GOAL:
Exactly as written, quote every line that follows, skipping the images.
[Begin EXTRACTED INFORMATION]
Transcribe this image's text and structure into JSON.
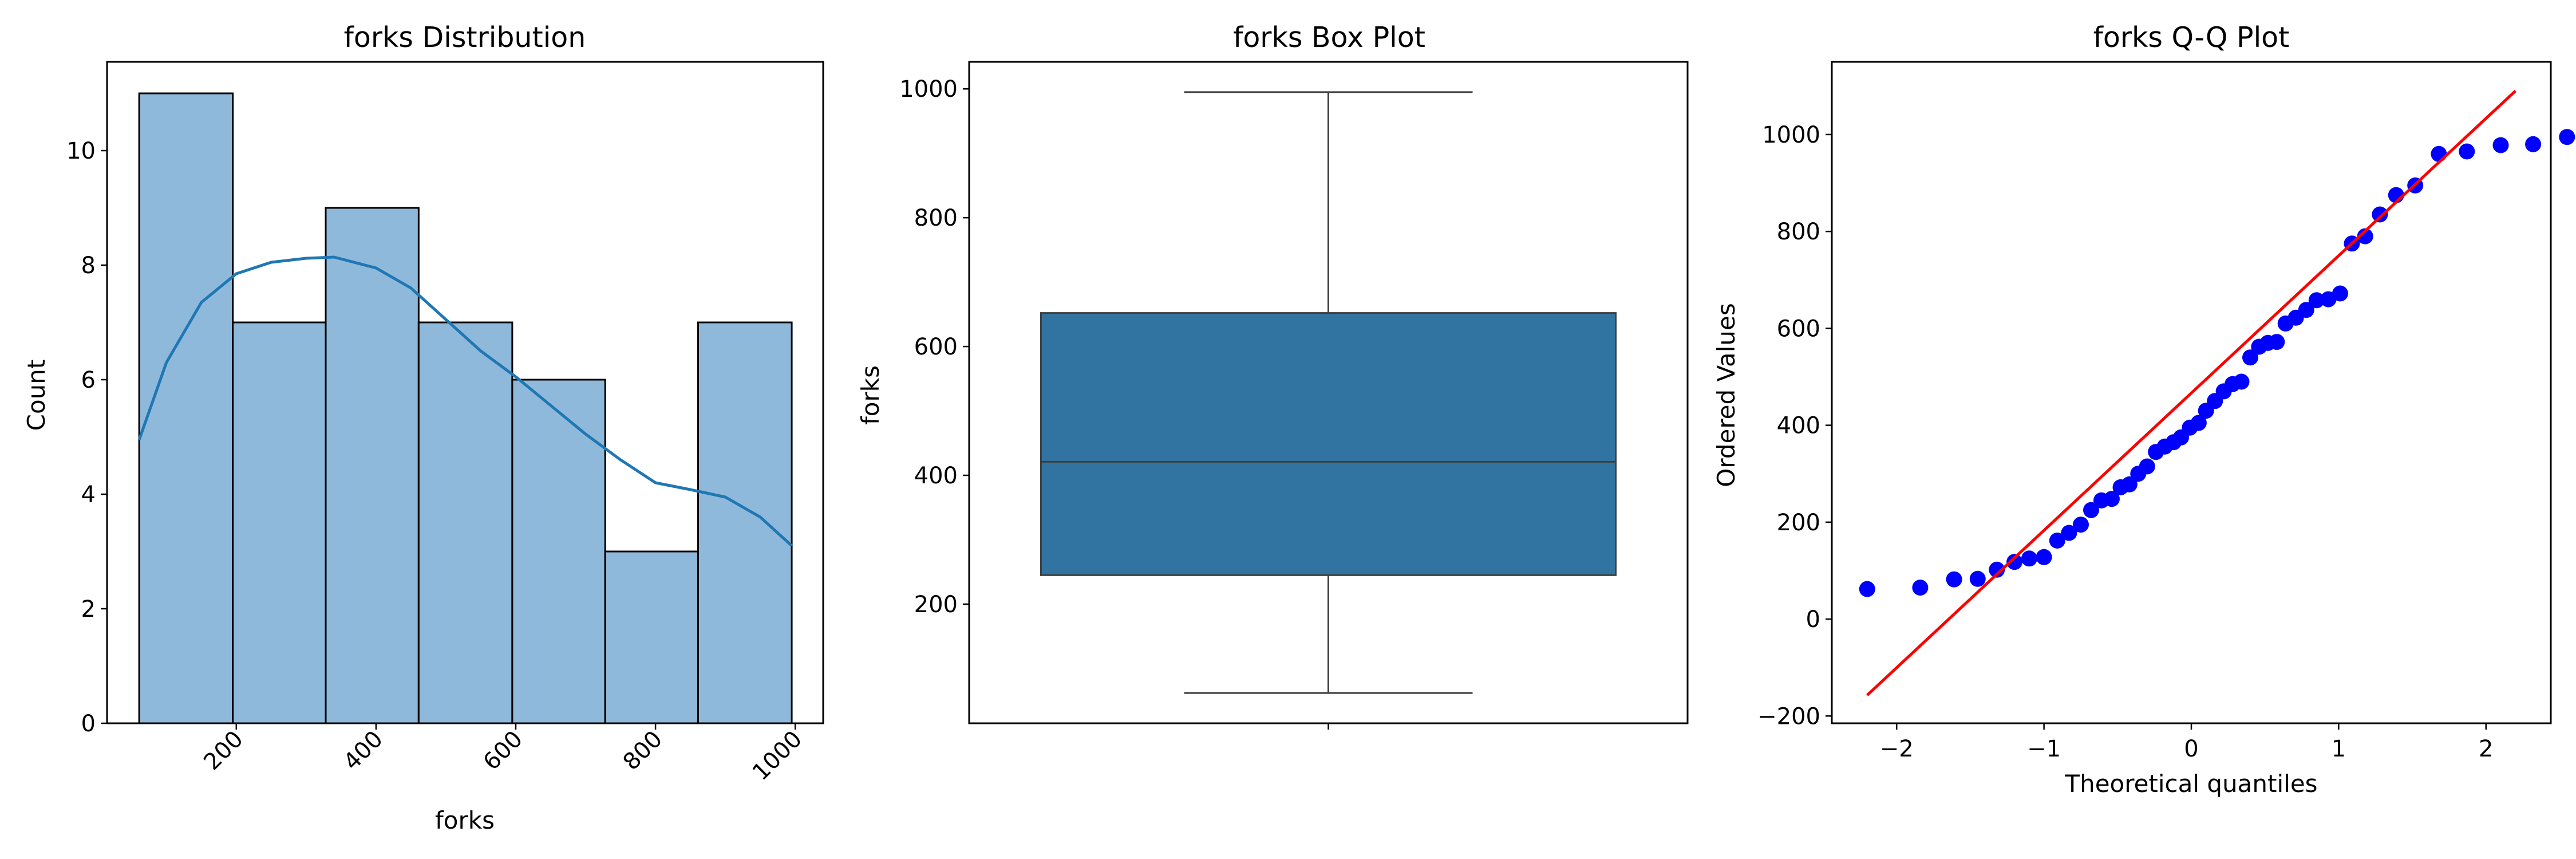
{
  "chart_data": [
    {
      "type": "histogram",
      "title": "forks Distribution",
      "xlabel": "forks",
      "ylabel": "Count",
      "bin_edges": [
        61,
        195,
        328,
        461,
        595,
        728,
        861,
        995
      ],
      "counts": [
        11,
        7,
        9,
        7,
        6,
        3,
        7
      ],
      "kde_x": [
        61,
        100,
        150,
        200,
        250,
        300,
        340,
        400,
        450,
        500,
        550,
        600,
        650,
        700,
        750,
        800,
        850,
        900,
        950,
        995
      ],
      "kde_y": [
        4.95,
        6.3,
        7.35,
        7.85,
        8.05,
        8.12,
        8.14,
        7.95,
        7.6,
        7.05,
        6.5,
        6.05,
        5.55,
        5.05,
        4.6,
        4.2,
        4.08,
        3.95,
        3.6,
        3.1
      ],
      "xlim": [
        15,
        1040
      ],
      "ylim": [
        0,
        11.55
      ],
      "xticks": [
        200,
        400,
        600,
        800,
        1000
      ],
      "yticks": [
        0,
        2,
        4,
        6,
        8,
        10
      ],
      "bar_color": "#8fb9da",
      "line_color": "#1f77b4"
    },
    {
      "type": "box",
      "title": "forks Box Plot",
      "xlabel": "",
      "ylabel": "forks",
      "whisker_low": 62,
      "q1": 245,
      "median": 421,
      "q3": 652,
      "whisker_high": 995,
      "ylim": [
        15,
        1042
      ],
      "yticks": [
        200,
        400,
        600,
        800,
        1000
      ],
      "box_color": "#3274a1"
    },
    {
      "type": "scatter",
      "title": "forks Q-Q Plot",
      "xlabel": "Theoretical quantiles",
      "ylabel": "Ordered Values",
      "points": [
        [
          -2.2,
          62
        ],
        [
          -1.84,
          65
        ],
        [
          -1.61,
          82
        ],
        [
          -1.45,
          83
        ],
        [
          -1.32,
          102
        ],
        [
          -1.2,
          118
        ],
        [
          -1.1,
          125
        ],
        [
          -1.0,
          128
        ],
        [
          -0.91,
          162
        ],
        [
          -0.83,
          178
        ],
        [
          -0.75,
          195
        ],
        [
          -0.68,
          225
        ],
        [
          -0.61,
          245
        ],
        [
          -0.54,
          248
        ],
        [
          -0.48,
          272
        ],
        [
          -0.42,
          278
        ],
        [
          -0.36,
          300
        ],
        [
          -0.3,
          315
        ],
        [
          -0.24,
          345
        ],
        [
          -0.18,
          356
        ],
        [
          -0.12,
          365
        ],
        [
          -0.07,
          375
        ],
        [
          -0.01,
          395
        ],
        [
          0.05,
          405
        ],
        [
          0.1,
          430
        ],
        [
          0.16,
          450
        ],
        [
          0.22,
          470
        ],
        [
          0.28,
          485
        ],
        [
          0.34,
          490
        ],
        [
          0.4,
          540
        ],
        [
          0.46,
          562
        ],
        [
          0.52,
          570
        ],
        [
          0.58,
          572
        ],
        [
          0.64,
          610
        ],
        [
          0.71,
          622
        ],
        [
          0.78,
          638
        ],
        [
          0.85,
          658
        ],
        [
          0.93,
          660
        ],
        [
          1.01,
          672
        ],
        [
          1.09,
          775
        ],
        [
          1.18,
          790
        ],
        [
          1.28,
          835
        ],
        [
          1.39,
          875
        ],
        [
          1.52,
          895
        ],
        [
          1.68,
          960
        ],
        [
          1.87,
          965
        ],
        [
          2.1,
          978
        ],
        [
          2.32,
          980
        ],
        [
          2.55,
          995
        ]
      ],
      "fit_line": {
        "x": [
          -2.2,
          2.2
        ],
        "y": [
          -157,
          1090
        ]
      },
      "xlim": [
        -2.44,
        2.44
      ],
      "ylim": [
        -215,
        1150
      ],
      "xticks": [
        -2,
        -1,
        0,
        1,
        2
      ],
      "yticks": [
        -200,
        0,
        200,
        400,
        600,
        800,
        1000
      ],
      "xtick_labels": [
        "−2",
        "−1",
        "0",
        "1",
        "2"
      ],
      "ytick_labels": [
        "−200",
        "0",
        "200",
        "400",
        "600",
        "800",
        "1000"
      ],
      "point_color": "#0000ff",
      "line_color": "#ff0000"
    }
  ]
}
[End EXTRACTED INFORMATION]
WORKED SOLUTION:
Transcribe this image's text and structure into JSON.
{
  "chart_data": [
    {
      "type": "histogram",
      "title": "forks Distribution",
      "xlabel": "forks",
      "ylabel": "Count",
      "bin_edges": [
        61,
        195,
        328,
        461,
        595,
        728,
        861,
        995
      ],
      "counts": [
        11,
        7,
        9,
        7,
        6,
        3,
        7
      ],
      "kde_x": [
        61,
        100,
        150,
        200,
        250,
        300,
        340,
        400,
        450,
        500,
        550,
        600,
        650,
        700,
        750,
        800,
        850,
        900,
        950,
        995
      ],
      "kde_y": [
        4.95,
        6.3,
        7.35,
        7.85,
        8.05,
        8.12,
        8.14,
        7.95,
        7.6,
        7.05,
        6.5,
        6.05,
        5.55,
        5.05,
        4.6,
        4.2,
        4.08,
        3.95,
        3.6,
        3.1
      ],
      "xlim": [
        15,
        1040
      ],
      "ylim": [
        0,
        11.55
      ],
      "xticks": [
        200,
        400,
        600,
        800,
        1000
      ],
      "yticks": [
        0,
        2,
        4,
        6,
        8,
        10
      ],
      "bar_color": "#8fb9da",
      "line_color": "#1f77b4"
    },
    {
      "type": "box",
      "title": "forks Box Plot",
      "xlabel": "",
      "ylabel": "forks",
      "whisker_low": 62,
      "q1": 245,
      "median": 421,
      "q3": 652,
      "whisker_high": 995,
      "ylim": [
        15,
        1042
      ],
      "yticks": [
        200,
        400,
        600,
        800,
        1000
      ],
      "box_color": "#3274a1"
    },
    {
      "type": "scatter",
      "title": "forks Q-Q Plot",
      "xlabel": "Theoretical quantiles",
      "ylabel": "Ordered Values",
      "points": [
        [
          -2.2,
          62
        ],
        [
          -1.84,
          65
        ],
        [
          -1.61,
          82
        ],
        [
          -1.45,
          83
        ],
        [
          -1.32,
          102
        ],
        [
          -1.2,
          118
        ],
        [
          -1.1,
          125
        ],
        [
          -1.0,
          128
        ],
        [
          -0.91,
          162
        ],
        [
          -0.83,
          178
        ],
        [
          -0.75,
          195
        ],
        [
          -0.68,
          225
        ],
        [
          -0.61,
          245
        ],
        [
          -0.54,
          248
        ],
        [
          -0.48,
          272
        ],
        [
          -0.42,
          278
        ],
        [
          -0.36,
          300
        ],
        [
          -0.3,
          315
        ],
        [
          -0.24,
          345
        ],
        [
          -0.18,
          356
        ],
        [
          -0.12,
          365
        ],
        [
          -0.07,
          375
        ],
        [
          -0.01,
          395
        ],
        [
          0.05,
          405
        ],
        [
          0.1,
          430
        ],
        [
          0.16,
          450
        ],
        [
          0.22,
          470
        ],
        [
          0.28,
          485
        ],
        [
          0.34,
          490
        ],
        [
          0.4,
          540
        ],
        [
          0.46,
          562
        ],
        [
          0.52,
          570
        ],
        [
          0.58,
          572
        ],
        [
          0.64,
          610
        ],
        [
          0.71,
          622
        ],
        [
          0.78,
          638
        ],
        [
          0.85,
          658
        ],
        [
          0.93,
          660
        ],
        [
          1.01,
          672
        ],
        [
          1.09,
          775
        ],
        [
          1.18,
          790
        ],
        [
          1.28,
          835
        ],
        [
          1.39,
          875
        ],
        [
          1.52,
          895
        ],
        [
          1.68,
          960
        ],
        [
          1.87,
          965
        ],
        [
          2.1,
          978
        ],
        [
          2.32,
          980
        ],
        [
          2.55,
          995
        ]
      ],
      "fit_line": {
        "x": [
          -2.2,
          2.2
        ],
        "y": [
          -157,
          1090
        ]
      },
      "xlim": [
        -2.44,
        2.44
      ],
      "ylim": [
        -215,
        1150
      ],
      "xticks": [
        -2,
        -1,
        0,
        1,
        2
      ],
      "yticks": [
        -200,
        0,
        200,
        400,
        600,
        800,
        1000
      ],
      "xtick_labels": [
        "−2",
        "−1",
        "0",
        "1",
        "2"
      ],
      "ytick_labels": [
        "−200",
        "0",
        "200",
        "400",
        "600",
        "800",
        "1000"
      ],
      "point_color": "#0000ff",
      "line_color": "#ff0000"
    }
  ]
}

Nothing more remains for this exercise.